> **GOAL**: Transcribe all the entries word for word, omitting any pictures they contain.

(Data records)
####
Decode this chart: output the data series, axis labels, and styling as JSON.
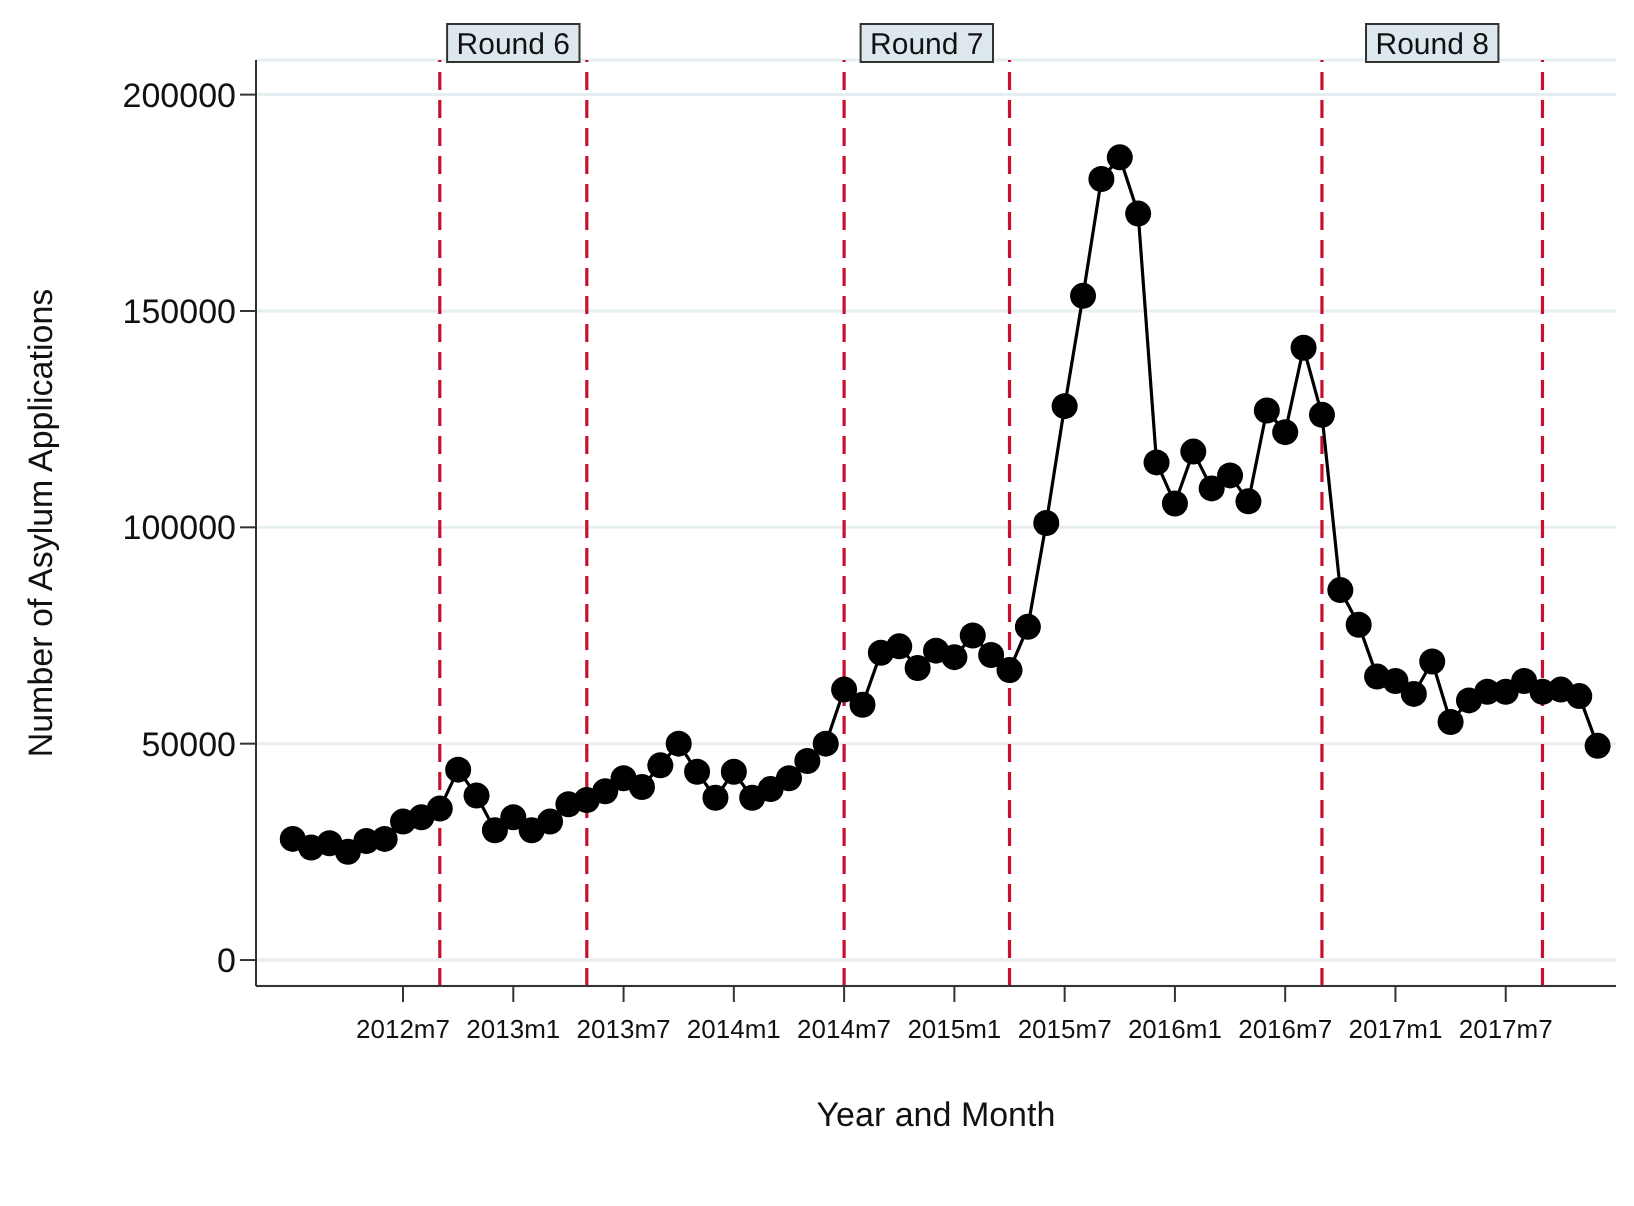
{
  "chart_data": {
    "type": "line",
    "xlabel": "Year and Month",
    "ylabel": "Number of Asylum Applications",
    "x": [
      "2012-01",
      "2012-02",
      "2012-03",
      "2012-04",
      "2012-05",
      "2012-06",
      "2012-07",
      "2012-08",
      "2012-09",
      "2012-10",
      "2012-11",
      "2012-12",
      "2013-01",
      "2013-02",
      "2013-03",
      "2013-04",
      "2013-05",
      "2013-06",
      "2013-07",
      "2013-08",
      "2013-09",
      "2013-10",
      "2013-11",
      "2013-12",
      "2014-01",
      "2014-02",
      "2014-03",
      "2014-04",
      "2014-05",
      "2014-06",
      "2014-07",
      "2014-08",
      "2014-09",
      "2014-10",
      "2014-11",
      "2014-12",
      "2015-01",
      "2015-02",
      "2015-03",
      "2015-04",
      "2015-05",
      "2015-06",
      "2015-07",
      "2015-08",
      "2015-09",
      "2015-10",
      "2015-11",
      "2015-12",
      "2016-01",
      "2016-02",
      "2016-03",
      "2016-04",
      "2016-05",
      "2016-06",
      "2016-07",
      "2016-08",
      "2016-09",
      "2016-10",
      "2016-11",
      "2016-12",
      "2017-01",
      "2017-02",
      "2017-03",
      "2017-04",
      "2017-05",
      "2017-06",
      "2017-07",
      "2017-08",
      "2017-09",
      "2017-10",
      "2017-11",
      "2017-12"
    ],
    "series": [
      {
        "color": "#000000",
        "values": [
          28000,
          26000,
          27000,
          25000,
          27500,
          28000,
          32000,
          33000,
          35000,
          44000,
          38000,
          30000,
          33000,
          30000,
          32000,
          36000,
          37000,
          39000,
          42000,
          40000,
          45000,
          50000,
          43500,
          37500,
          43500,
          37500,
          39500,
          42000,
          46000,
          50000,
          62500,
          59000,
          71000,
          72500,
          67500,
          71500,
          70000,
          75000,
          70500,
          67000,
          77000,
          101000,
          128000,
          153500,
          180500,
          185500,
          172500,
          115000,
          105500,
          117500,
          109000,
          112000,
          106000,
          127000,
          122000,
          141500,
          126000,
          85500,
          77500,
          65500,
          64500,
          61500,
          69000,
          55000,
          60000,
          62000,
          62000,
          64500,
          62000,
          62500,
          61000,
          49500
        ]
      }
    ],
    "xlim": [
      "2011-11",
      "2018-01"
    ],
    "xticks": [
      {
        "value": "2012-07",
        "label": "2012m7"
      },
      {
        "value": "2013-01",
        "label": "2013m1"
      },
      {
        "value": "2013-07",
        "label": "2013m7"
      },
      {
        "value": "2014-01",
        "label": "2014m1"
      },
      {
        "value": "2014-07",
        "label": "2014m7"
      },
      {
        "value": "2015-01",
        "label": "2015m1"
      },
      {
        "value": "2015-07",
        "label": "2015m7"
      },
      {
        "value": "2016-01",
        "label": "2016m1"
      },
      {
        "value": "2016-07",
        "label": "2016m7"
      },
      {
        "value": "2017-01",
        "label": "2017m1"
      },
      {
        "value": "2017-07",
        "label": "2017m7"
      }
    ],
    "ylim": [
      -6000,
      208000
    ],
    "yticks": [
      0,
      50000,
      100000,
      150000,
      200000
    ],
    "ref_lines": [
      {
        "axis": "x",
        "value": "2012-09",
        "color": "#c8102e",
        "line_style": "dashed"
      },
      {
        "axis": "x",
        "value": "2013-05",
        "color": "#c8102e",
        "line_style": "dashed"
      },
      {
        "axis": "x",
        "value": "2014-07",
        "color": "#c8102e",
        "line_style": "dashed"
      },
      {
        "axis": "x",
        "value": "2015-04",
        "color": "#c8102e",
        "line_style": "dashed"
      },
      {
        "axis": "x",
        "value": "2016-09",
        "color": "#c8102e",
        "line_style": "dashed"
      },
      {
        "axis": "x",
        "value": "2017-09",
        "color": "#c8102e",
        "line_style": "dashed"
      }
    ],
    "annotations": [
      "Round 6",
      "Round 7",
      "Round 8"
    ],
    "grid": "y",
    "marker": "circle",
    "line_style": "solid",
    "legend": false
  }
}
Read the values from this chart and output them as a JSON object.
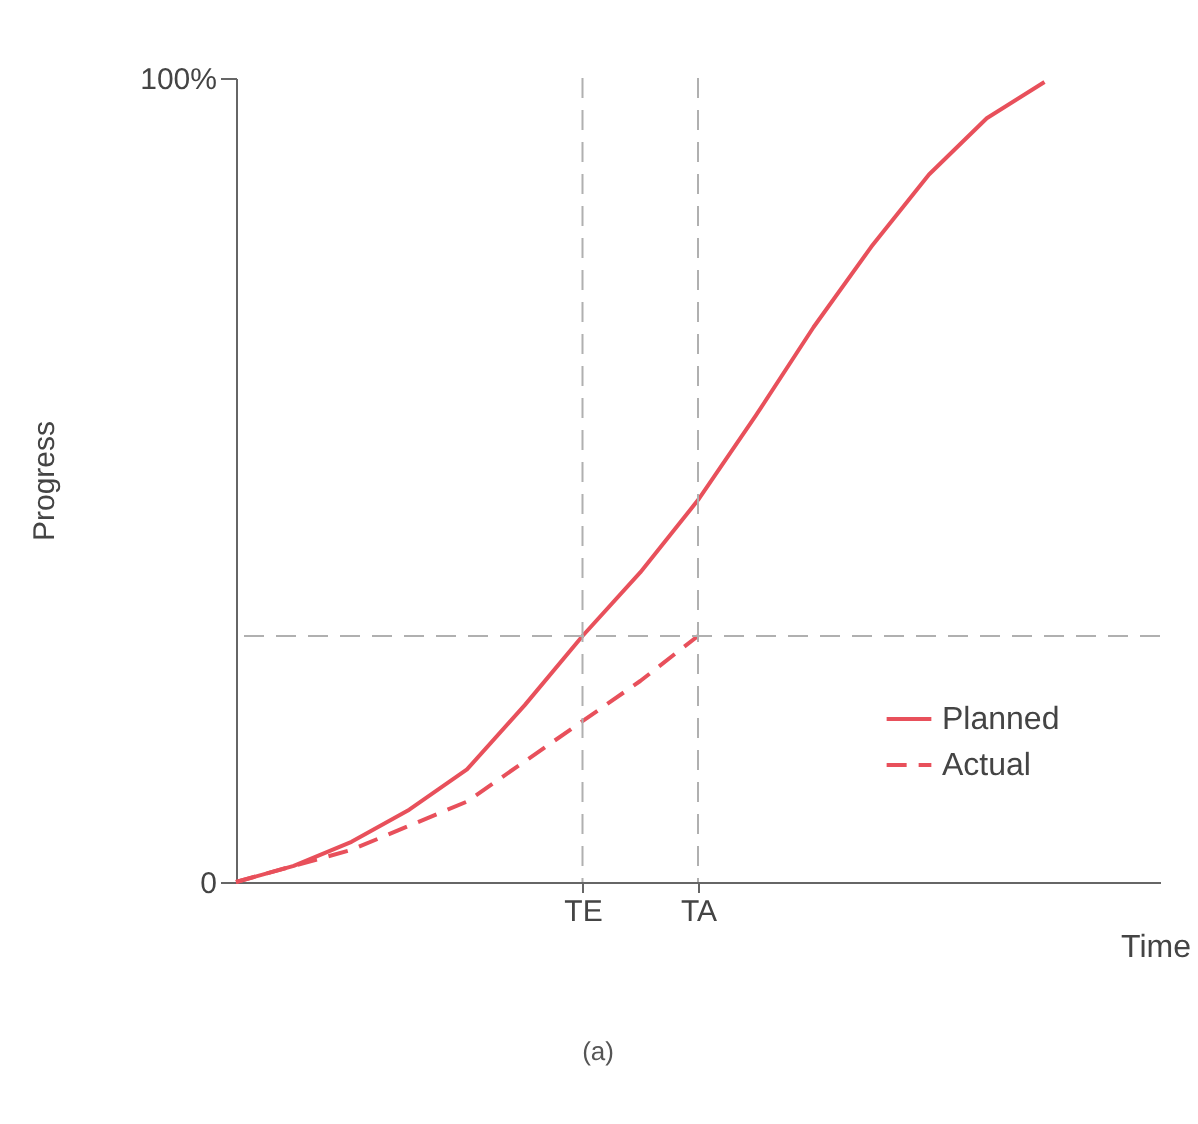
{
  "chart_data": {
    "type": "line",
    "xlabel": "Time",
    "ylabel": "Progress",
    "annotations": [
      "(a)"
    ],
    "categories": [
      null,
      null,
      null,
      null,
      null,
      null,
      "TE",
      null,
      "TA",
      null,
      null,
      null,
      null,
      null,
      null,
      null,
      null
    ],
    "ylim": [
      0,
      100
    ],
    "yticks": [
      0,
      {
        "value": 100,
        "label": "100%"
      }
    ],
    "series": [
      {
        "name": "Planned",
        "color": "#e8505b",
        "line_style": "solid",
        "values": [
          0,
          2,
          5,
          9,
          14,
          22,
          30.6,
          38.5,
          47.5,
          58,
          69,
          79,
          88,
          95,
          99.5,
          null,
          null
        ]
      },
      {
        "name": "Actual",
        "color": "#e8505b",
        "line_style": "dashed",
        "values": [
          0,
          2,
          4,
          7,
          10,
          15,
          20,
          25,
          30.6,
          null,
          null,
          null,
          null,
          null,
          null,
          null,
          null
        ]
      }
    ],
    "ref_lines": [
      {
        "axis": "y",
        "value": 30.6,
        "color": "#b0b0b0",
        "line_style": "dashed"
      },
      {
        "axis": "x",
        "value": "TE",
        "color": "#b0b0b0",
        "line_style": "dashed"
      },
      {
        "axis": "x",
        "value": "TA",
        "color": "#b0b0b0",
        "line_style": "dashed"
      }
    ],
    "grid": false,
    "legend": "bottom right",
    "marker": "none"
  }
}
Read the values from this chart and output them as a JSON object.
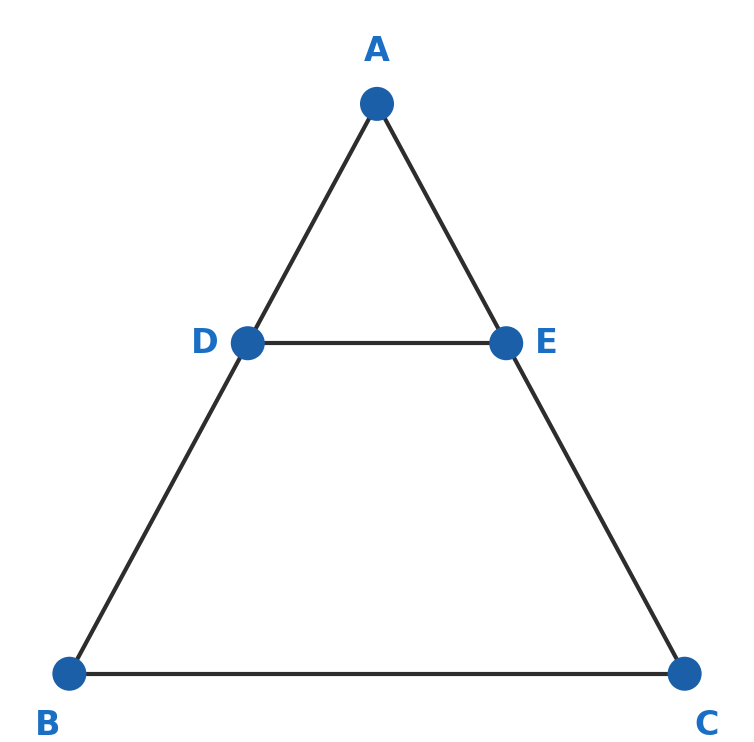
{
  "A": [
    0.5,
    0.875
  ],
  "B": [
    0.075,
    0.075
  ],
  "C": [
    0.925,
    0.075
  ],
  "de_ratio": 0.42,
  "point_color": "#1a5fa8",
  "point_size_scatter": 600,
  "line_color": "#2d2d2d",
  "line_width": 3.0,
  "label_color": "#1a6fc4",
  "label_fontsize": 24,
  "label_A": "A",
  "label_B": "B",
  "label_C": "C",
  "label_D": "D",
  "label_E": "E",
  "bg_color": "#ffffff",
  "figsize": [
    7.54,
    7.42
  ],
  "dpi": 100,
  "xlim": [
    0.0,
    1.0
  ],
  "ylim": [
    0.0,
    1.0
  ]
}
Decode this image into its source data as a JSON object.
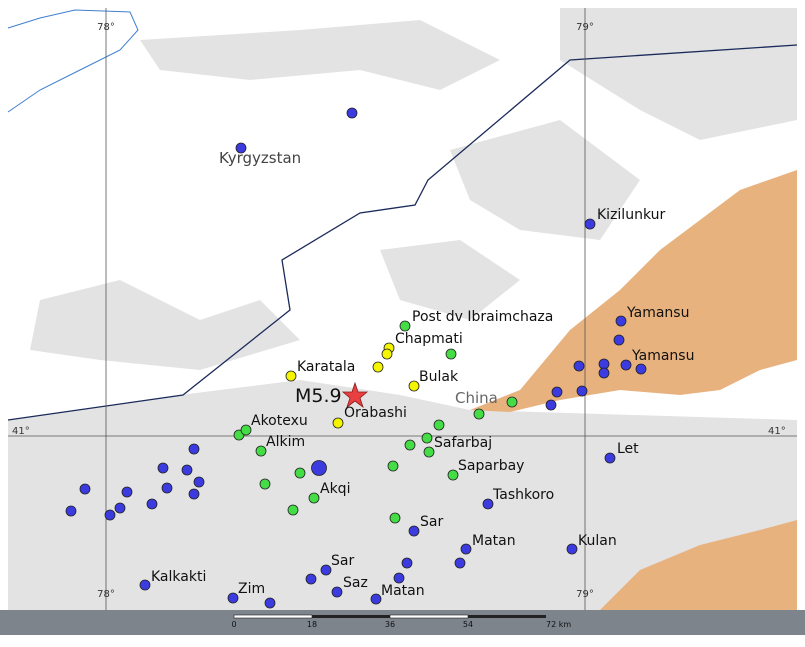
{
  "map": {
    "graticule": {
      "lon": [
        "78°",
        "79°"
      ],
      "lat": [
        "41°"
      ]
    },
    "countries": [
      "Kyrgyzstan",
      "China"
    ],
    "epicenter": {
      "label": "M5.9"
    },
    "places": [
      "Post dv Ibraimchaza",
      "Chapmati",
      "Karatala",
      "Bulak",
      "Orabashi",
      "Akotexu",
      "Alkim",
      "Safarbaj",
      "Saparbay",
      "Akqi",
      "Sar",
      "Tashkoro",
      "Matan",
      "Sar",
      "Saz",
      "Matan",
      "Kulan",
      "Let",
      "Kizilunkur",
      "Yamansu",
      "Yamansu",
      "Kalkakti",
      "Zim"
    ],
    "scale": [
      "0",
      "18",
      "36",
      "54",
      "72 km"
    ]
  }
}
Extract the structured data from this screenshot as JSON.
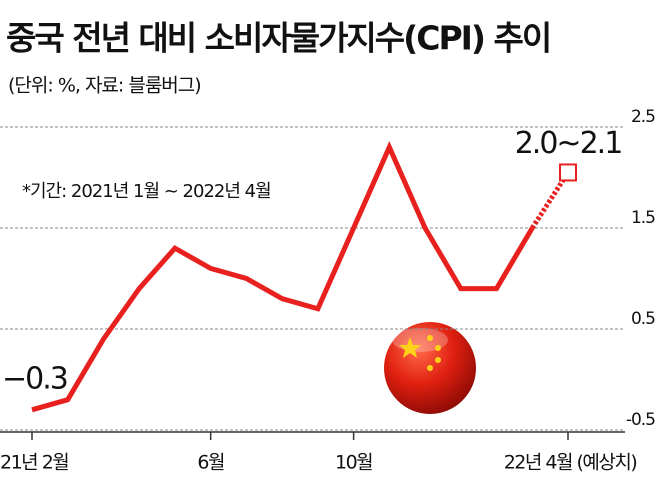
####
> **SOLUTION TO THIS EXERCISE**:
Decode this chart: output the data series, axis labels, and styling as JSON.
{
  "chart_data": {
    "type": "line",
    "xlabel": "Year and Month",
    "ylabel": "Number of Asylum Applications",
    "x": [
      "2012-01",
      "2012-02",
      "2012-03",
      "2012-04",
      "2012-05",
      "2012-06",
      "2012-07",
      "2012-08",
      "2012-09",
      "2012-10",
      "2012-11",
      "2012-12",
      "2013-01",
      "2013-02",
      "2013-03",
      "2013-04",
      "2013-05",
      "2013-06",
      "2013-07",
      "2013-08",
      "2013-09",
      "2013-10",
      "2013-11",
      "2013-12",
      "2014-01",
      "2014-02",
      "2014-03",
      "2014-04",
      "2014-05",
      "2014-06",
      "2014-07",
      "2014-08",
      "2014-09",
      "2014-10",
      "2014-11",
      "2014-12",
      "2015-01",
      "2015-02",
      "2015-03",
      "2015-04",
      "2015-05",
      "2015-06",
      "2015-07",
      "2015-08",
      "2015-09",
      "2015-10",
      "2015-11",
      "2015-12",
      "2016-01",
      "2016-02",
      "2016-03",
      "2016-04",
      "2016-05",
      "2016-06",
      "2016-07",
      "2016-08",
      "2016-09",
      "2016-10",
      "2016-11",
      "2016-12",
      "2017-01",
      "2017-02",
      "2017-03",
      "2017-04",
      "2017-05",
      "2017-06",
      "2017-07",
      "2017-08",
      "2017-09",
      "2017-10",
      "2017-11",
      "2017-12"
    ],
    "series": [
      {
        "color": "#000000",
        "values": [
          28000,
          26000,
          27000,
          25000,
          27500,
          28000,
          32000,
          33000,
          35000,
          44000,
          38000,
          30000,
          33000,
          30000,
          32000,
          36000,
          37000,
          39000,
          42000,
          40000,
          45000,
          50000,
          43500,
          37500,
          43500,
          37500,
          39500,
          42000,
          46000,
          50000,
          62500,
          59000,
          71000,
          72500,
          67500,
          71500,
          70000,
          75000,
          70500,
          67000,
          77000,
          101000,
          128000,
          153500,
          180500,
          185500,
          172500,
          115000,
          105500,
          117500,
          109000,
          112000,
          106000,
          127000,
          122000,
          141500,
          126000,
          85500,
          77500,
          65500,
          64500,
          61500,
          69000,
          55000,
          60000,
          62000,
          62000,
          64500,
          62000,
          62500,
          61000,
          49500
        ]
      }
    ],
    "xlim": [
      "2011-11",
      "2018-01"
    ],
    "xticks": [
      {
        "value": "2012-07",
        "label": "2012m7"
      },
      {
        "value": "2013-01",
        "label": "2013m1"
      },
      {
        "value": "2013-07",
        "label": "2013m7"
      },
      {
        "value": "2014-01",
        "label": "2014m1"
      },
      {
        "value": "2014-07",
        "label": "2014m7"
      },
      {
        "value": "2015-01",
        "label": "2015m1"
      },
      {
        "value": "2015-07",
        "label": "2015m7"
      },
      {
        "value": "2016-01",
        "label": "2016m1"
      },
      {
        "value": "2016-07",
        "label": "2016m7"
      },
      {
        "value": "2017-01",
        "label": "2017m1"
      },
      {
        "value": "2017-07",
        "label": "2017m7"
      }
    ],
    "ylim": [
      -6000,
      208000
    ],
    "yticks": [
      0,
      50000,
      100000,
      150000,
      200000
    ],
    "ref_lines": [
      {
        "axis": "x",
        "value": "2012-09",
        "color": "#c8102e",
        "line_style": "dashed"
      },
      {
        "axis": "x",
        "value": "2013-05",
        "color": "#c8102e",
        "line_style": "dashed"
      },
      {
        "axis": "x",
        "value": "2014-07",
        "color": "#c8102e",
        "line_style": "dashed"
      },
      {
        "axis": "x",
        "value": "2015-04",
        "color": "#c8102e",
        "line_style": "dashed"
      },
      {
        "axis": "x",
        "value": "2016-09",
        "color": "#c8102e",
        "line_style": "dashed"
      },
      {
        "axis": "x",
        "value": "2017-09",
        "color": "#c8102e",
        "line_style": "dashed"
      }
    ],
    "annotations": [
      "Round 6",
      "Round 7",
      "Round 8"
    ],
    "grid": "y",
    "marker": "circle",
    "line_style": "solid",
    "legend": false
  }
}
Read the values from this chart and output them as a JSON object.
{
  "chart_data": {
    "type": "line",
    "xlabel": "Time",
    "ylabel": "Progress",
    "annotations": [
      "(a)"
    ],
    "categories": [
      null,
      null,
      null,
      null,
      null,
      null,
      "TE",
      null,
      "TA",
      null,
      null,
      null,
      null,
      null,
      null,
      null,
      null
    ],
    "ylim": [
      0,
      100
    ],
    "yticks": [
      0,
      {
        "value": 100,
        "label": "100%"
      }
    ],
    "series": [
      {
        "name": "Planned",
        "color": "#e8505b",
        "line_style": "solid",
        "values": [
          0,
          2,
          5,
          9,
          14,
          22,
          30.6,
          38.5,
          47.5,
          58,
          69,
          79,
          88,
          95,
          99.5,
          null,
          null
        ]
      },
      {
        "name": "Actual",
        "color": "#e8505b",
        "line_style": "dashed",
        "values": [
          0,
          2,
          4,
          7,
          10,
          15,
          20,
          25,
          30.6,
          null,
          null,
          null,
          null,
          null,
          null,
          null,
          null
        ]
      }
    ],
    "ref_lines": [
      {
        "axis": "y",
        "value": 30.6,
        "color": "#b0b0b0",
        "line_style": "dashed"
      },
      {
        "axis": "x",
        "value": "TE",
        "color": "#b0b0b0",
        "line_style": "dashed"
      },
      {
        "axis": "x",
        "value": "TA",
        "color": "#b0b0b0",
        "line_style": "dashed"
      }
    ],
    "grid": false,
    "legend": "bottom right",
    "marker": "none"
  }
}
Read the values from this chart and output them as a JSON object.
{
  "A": [
    0.5,
    0.875
  ],
  "B": [
    0.075,
    0.075
  ],
  "C": [
    0.925,
    0.075
  ],
  "de_ratio": 0.42,
  "point_color": "#1a5fa8",
  "point_size_scatter": 600,
  "line_color": "#2d2d2d",
  "line_width": 3.0,
  "label_color": "#1a6fc4",
  "label_fontsize": 24,
  "label_A": "A",
  "label_B": "B",
  "label_C": "C",
  "label_D": "D",
  "label_E": "E",
  "bg_color": "#ffffff",
  "figsize": [
    7.54,
    7.42
  ],
  "dpi": 100,
  "xlim": [
    0.0,
    1.0
  ],
  "ylim": [
    0.0,
    1.0
  ]
}
Decode this image into its source data as a JSON object.
{
  "map": {
    "graticule": {
      "lon": [
        "78°",
        "79°"
      ],
      "lat": [
        "41°"
      ]
    },
    "countries": [
      "Kyrgyzstan",
      "China"
    ],
    "epicenter": {
      "label": "M5.9"
    },
    "places": [
      "Post dv Ibraimchaza",
      "Chapmati",
      "Karatala",
      "Bulak",
      "Orabashi",
      "Akotexu",
      "Alkim",
      "Safarbaj",
      "Saparbay",
      "Akqi",
      "Sar",
      "Tashkoro",
      "Matan",
      "Sar",
      "Saz",
      "Matan",
      "Kulan",
      "Let",
      "Kizilunkur",
      "Yamansu",
      "Yamansu",
      "Kalkakti",
      "Zim"
    ],
    "scale": [
      "0",
      "18",
      "36",
      "54",
      "72 km"
    ]
  }
}
Extract the structured data from this screenshot as JSON.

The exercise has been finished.